Prompt:
Copy the data precisely, keeping every character.

Chart and figure data:
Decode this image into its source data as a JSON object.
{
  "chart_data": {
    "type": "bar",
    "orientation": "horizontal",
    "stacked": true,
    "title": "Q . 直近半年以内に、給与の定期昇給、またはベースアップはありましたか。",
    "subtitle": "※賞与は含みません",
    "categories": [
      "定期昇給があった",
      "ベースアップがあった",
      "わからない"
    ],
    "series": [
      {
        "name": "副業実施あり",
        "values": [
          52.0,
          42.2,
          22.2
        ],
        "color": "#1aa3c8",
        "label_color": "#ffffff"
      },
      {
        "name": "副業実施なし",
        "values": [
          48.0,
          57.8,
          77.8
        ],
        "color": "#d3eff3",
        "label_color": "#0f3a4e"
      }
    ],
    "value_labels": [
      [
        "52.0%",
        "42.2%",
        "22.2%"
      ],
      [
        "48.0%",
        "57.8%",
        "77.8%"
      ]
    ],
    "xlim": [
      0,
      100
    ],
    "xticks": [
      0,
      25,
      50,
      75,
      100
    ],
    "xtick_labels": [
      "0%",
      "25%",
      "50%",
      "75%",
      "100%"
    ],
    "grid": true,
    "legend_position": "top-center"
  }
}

The completed task:
Decode this image into its source data as a JSON object.
{
  "chart_data": {
    "type": "bar",
    "orientation": "horizontal",
    "stacked": true,
    "title": "Q . 直近半年以内に、給与の定期昇給、またはベースアップはありましたか。",
    "subtitle": "※賞与は含みません",
    "categories": [
      "定期昇給があった",
      "ベースアップがあった",
      "わからない"
    ],
    "series": [
      {
        "name": "副業実施あり",
        "values": [
          52.0,
          42.2,
          22.2
        ],
        "color": "#1aa3c8",
        "label_color": "#ffffff"
      },
      {
        "name": "副業実施なし",
        "values": [
          48.0,
          57.8,
          77.8
        ],
        "color": "#d3eff3",
        "label_color": "#0f3a4e"
      }
    ],
    "value_labels": [
      [
        "52.0%",
        "42.2%",
        "22.2%"
      ],
      [
        "48.0%",
        "57.8%",
        "77.8%"
      ]
    ],
    "xlim": [
      0,
      100
    ],
    "xticks": [
      0,
      25,
      50,
      75,
      100
    ],
    "xtick_labels": [
      "0%",
      "25%",
      "50%",
      "75%",
      "100%"
    ],
    "grid": true,
    "legend_position": "top-center"
  }
}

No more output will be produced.